---------- SUPPLIED RECORDS ----------

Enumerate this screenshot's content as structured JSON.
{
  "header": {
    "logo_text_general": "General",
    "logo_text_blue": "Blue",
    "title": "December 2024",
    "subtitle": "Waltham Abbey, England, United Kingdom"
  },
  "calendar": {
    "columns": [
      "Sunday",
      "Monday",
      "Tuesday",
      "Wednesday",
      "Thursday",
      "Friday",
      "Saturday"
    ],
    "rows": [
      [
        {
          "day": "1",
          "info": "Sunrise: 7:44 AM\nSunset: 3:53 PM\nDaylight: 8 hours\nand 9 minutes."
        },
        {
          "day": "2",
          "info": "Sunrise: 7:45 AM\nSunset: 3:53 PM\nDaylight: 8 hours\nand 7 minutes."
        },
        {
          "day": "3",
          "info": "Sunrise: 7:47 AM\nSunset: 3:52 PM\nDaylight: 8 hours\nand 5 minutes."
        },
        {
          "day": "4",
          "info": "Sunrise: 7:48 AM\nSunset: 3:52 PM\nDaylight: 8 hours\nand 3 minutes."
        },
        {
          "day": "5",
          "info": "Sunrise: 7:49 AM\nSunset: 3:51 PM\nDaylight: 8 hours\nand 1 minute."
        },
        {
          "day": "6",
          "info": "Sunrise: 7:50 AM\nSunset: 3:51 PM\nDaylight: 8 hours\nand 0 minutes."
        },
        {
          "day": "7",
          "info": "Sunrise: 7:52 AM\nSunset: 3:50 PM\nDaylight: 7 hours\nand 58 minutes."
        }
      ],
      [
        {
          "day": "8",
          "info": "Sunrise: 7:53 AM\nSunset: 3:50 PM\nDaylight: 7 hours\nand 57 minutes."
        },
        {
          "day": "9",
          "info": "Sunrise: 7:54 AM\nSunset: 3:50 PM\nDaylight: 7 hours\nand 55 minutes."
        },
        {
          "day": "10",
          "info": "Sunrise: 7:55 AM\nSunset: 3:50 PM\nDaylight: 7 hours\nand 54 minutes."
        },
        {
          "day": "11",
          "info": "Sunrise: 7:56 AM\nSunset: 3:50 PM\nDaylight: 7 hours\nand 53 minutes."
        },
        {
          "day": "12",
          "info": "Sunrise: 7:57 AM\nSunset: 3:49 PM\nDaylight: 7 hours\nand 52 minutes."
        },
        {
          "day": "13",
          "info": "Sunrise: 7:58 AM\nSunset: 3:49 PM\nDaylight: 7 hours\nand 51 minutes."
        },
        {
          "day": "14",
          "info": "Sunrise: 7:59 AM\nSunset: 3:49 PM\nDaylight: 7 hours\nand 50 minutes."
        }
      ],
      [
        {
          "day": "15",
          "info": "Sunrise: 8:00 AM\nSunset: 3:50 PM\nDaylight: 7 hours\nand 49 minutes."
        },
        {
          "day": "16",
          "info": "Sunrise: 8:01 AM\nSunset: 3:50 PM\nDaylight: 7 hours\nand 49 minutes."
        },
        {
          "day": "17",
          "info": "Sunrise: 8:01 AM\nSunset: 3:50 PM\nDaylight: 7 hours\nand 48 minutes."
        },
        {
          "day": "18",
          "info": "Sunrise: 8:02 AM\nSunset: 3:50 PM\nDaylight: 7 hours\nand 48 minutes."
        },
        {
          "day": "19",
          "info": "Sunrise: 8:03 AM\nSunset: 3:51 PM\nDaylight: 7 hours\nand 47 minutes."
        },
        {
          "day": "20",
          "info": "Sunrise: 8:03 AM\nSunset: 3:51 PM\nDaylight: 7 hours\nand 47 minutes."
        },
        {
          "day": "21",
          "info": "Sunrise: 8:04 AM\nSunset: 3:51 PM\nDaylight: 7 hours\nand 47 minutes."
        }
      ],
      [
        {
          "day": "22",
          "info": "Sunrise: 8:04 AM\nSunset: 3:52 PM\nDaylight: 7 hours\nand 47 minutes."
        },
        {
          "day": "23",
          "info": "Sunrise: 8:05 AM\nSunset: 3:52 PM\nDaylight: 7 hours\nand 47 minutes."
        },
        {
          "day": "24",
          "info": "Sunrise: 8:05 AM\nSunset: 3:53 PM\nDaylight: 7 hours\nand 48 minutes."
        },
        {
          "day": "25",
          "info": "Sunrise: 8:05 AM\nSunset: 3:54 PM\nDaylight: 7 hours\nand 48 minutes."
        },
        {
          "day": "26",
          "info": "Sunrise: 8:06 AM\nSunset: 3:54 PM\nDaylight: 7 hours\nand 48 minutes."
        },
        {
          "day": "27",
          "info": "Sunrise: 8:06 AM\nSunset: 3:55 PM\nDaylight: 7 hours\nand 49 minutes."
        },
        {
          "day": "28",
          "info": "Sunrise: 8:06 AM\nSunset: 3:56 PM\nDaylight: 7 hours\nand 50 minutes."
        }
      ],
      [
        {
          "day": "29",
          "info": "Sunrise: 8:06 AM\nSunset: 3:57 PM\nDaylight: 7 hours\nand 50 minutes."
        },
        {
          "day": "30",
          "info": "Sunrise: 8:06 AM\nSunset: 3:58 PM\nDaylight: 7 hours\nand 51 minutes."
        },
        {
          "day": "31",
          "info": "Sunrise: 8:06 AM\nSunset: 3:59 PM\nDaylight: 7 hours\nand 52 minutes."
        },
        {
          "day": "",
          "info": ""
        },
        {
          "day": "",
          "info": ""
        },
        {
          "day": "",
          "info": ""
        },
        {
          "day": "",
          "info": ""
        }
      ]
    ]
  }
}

----------

Above are the records; retype them all without a single difference.

Enumerate this screenshot's content as structured JSON.
{
  "header": {
    "logo_text_general": "General",
    "logo_text_blue": "Blue",
    "title": "December 2024",
    "subtitle": "Waltham Abbey, England, United Kingdom"
  },
  "calendar": {
    "columns": [
      "Sunday",
      "Monday",
      "Tuesday",
      "Wednesday",
      "Thursday",
      "Friday",
      "Saturday"
    ],
    "rows": [
      [
        {
          "day": "1",
          "info": "Sunrise: 7:44 AM\nSunset: 3:53 PM\nDaylight: 8 hours\nand 9 minutes."
        },
        {
          "day": "2",
          "info": "Sunrise: 7:45 AM\nSunset: 3:53 PM\nDaylight: 8 hours\nand 7 minutes."
        },
        {
          "day": "3",
          "info": "Sunrise: 7:47 AM\nSunset: 3:52 PM\nDaylight: 8 hours\nand 5 minutes."
        },
        {
          "day": "4",
          "info": "Sunrise: 7:48 AM\nSunset: 3:52 PM\nDaylight: 8 hours\nand 3 minutes."
        },
        {
          "day": "5",
          "info": "Sunrise: 7:49 AM\nSunset: 3:51 PM\nDaylight: 8 hours\nand 1 minute."
        },
        {
          "day": "6",
          "info": "Sunrise: 7:50 AM\nSunset: 3:51 PM\nDaylight: 8 hours\nand 0 minutes."
        },
        {
          "day": "7",
          "info": "Sunrise: 7:52 AM\nSunset: 3:50 PM\nDaylight: 7 hours\nand 58 minutes."
        }
      ],
      [
        {
          "day": "8",
          "info": "Sunrise: 7:53 AM\nSunset: 3:50 PM\nDaylight: 7 hours\nand 57 minutes."
        },
        {
          "day": "9",
          "info": "Sunrise: 7:54 AM\nSunset: 3:50 PM\nDaylight: 7 hours\nand 55 minutes."
        },
        {
          "day": "10",
          "info": "Sunrise: 7:55 AM\nSunset: 3:50 PM\nDaylight: 7 hours\nand 54 minutes."
        },
        {
          "day": "11",
          "info": "Sunrise: 7:56 AM\nSunset: 3:50 PM\nDaylight: 7 hours\nand 53 minutes."
        },
        {
          "day": "12",
          "info": "Sunrise: 7:57 AM\nSunset: 3:49 PM\nDaylight: 7 hours\nand 52 minutes."
        },
        {
          "day": "13",
          "info": "Sunrise: 7:58 AM\nSunset: 3:49 PM\nDaylight: 7 hours\nand 51 minutes."
        },
        {
          "day": "14",
          "info": "Sunrise: 7:59 AM\nSunset: 3:49 PM\nDaylight: 7 hours\nand 50 minutes."
        }
      ],
      [
        {
          "day": "15",
          "info": "Sunrise: 8:00 AM\nSunset: 3:50 PM\nDaylight: 7 hours\nand 49 minutes."
        },
        {
          "day": "16",
          "info": "Sunrise: 8:01 AM\nSunset: 3:50 PM\nDaylight: 7 hours\nand 49 minutes."
        },
        {
          "day": "17",
          "info": "Sunrise: 8:01 AM\nSunset: 3:50 PM\nDaylight: 7 hours\nand 48 minutes."
        },
        {
          "day": "18",
          "info": "Sunrise: 8:02 AM\nSunset: 3:50 PM\nDaylight: 7 hours\nand 48 minutes."
        },
        {
          "day": "19",
          "info": "Sunrise: 8:03 AM\nSunset: 3:51 PM\nDaylight: 7 hours\nand 47 minutes."
        },
        {
          "day": "20",
          "info": "Sunrise: 8:03 AM\nSunset: 3:51 PM\nDaylight: 7 hours\nand 47 minutes."
        },
        {
          "day": "21",
          "info": "Sunrise: 8:04 AM\nSunset: 3:51 PM\nDaylight: 7 hours\nand 47 minutes."
        }
      ],
      [
        {
          "day": "22",
          "info": "Sunrise: 8:04 AM\nSunset: 3:52 PM\nDaylight: 7 hours\nand 47 minutes."
        },
        {
          "day": "23",
          "info": "Sunrise: 8:05 AM\nSunset: 3:52 PM\nDaylight: 7 hours\nand 47 minutes."
        },
        {
          "day": "24",
          "info": "Sunrise: 8:05 AM\nSunset: 3:53 PM\nDaylight: 7 hours\nand 48 minutes."
        },
        {
          "day": "25",
          "info": "Sunrise: 8:05 AM\nSunset: 3:54 PM\nDaylight: 7 hours\nand 48 minutes."
        },
        {
          "day": "26",
          "info": "Sunrise: 8:06 AM\nSunset: 3:54 PM\nDaylight: 7 hours\nand 48 minutes."
        },
        {
          "day": "27",
          "info": "Sunrise: 8:06 AM\nSunset: 3:55 PM\nDaylight: 7 hours\nand 49 minutes."
        },
        {
          "day": "28",
          "info": "Sunrise: 8:06 AM\nSunset: 3:56 PM\nDaylight: 7 hours\nand 50 minutes."
        }
      ],
      [
        {
          "day": "29",
          "info": "Sunrise: 8:06 AM\nSunset: 3:57 PM\nDaylight: 7 hours\nand 50 minutes."
        },
        {
          "day": "30",
          "info": "Sunrise: 8:06 AM\nSunset: 3:58 PM\nDaylight: 7 hours\nand 51 minutes."
        },
        {
          "day": "31",
          "info": "Sunrise: 8:06 AM\nSunset: 3:59 PM\nDaylight: 7 hours\nand 52 minutes."
        },
        {
          "day": "",
          "info": ""
        },
        {
          "day": "",
          "info": ""
        },
        {
          "day": "",
          "info": ""
        },
        {
          "day": "",
          "info": ""
        }
      ]
    ]
  }
}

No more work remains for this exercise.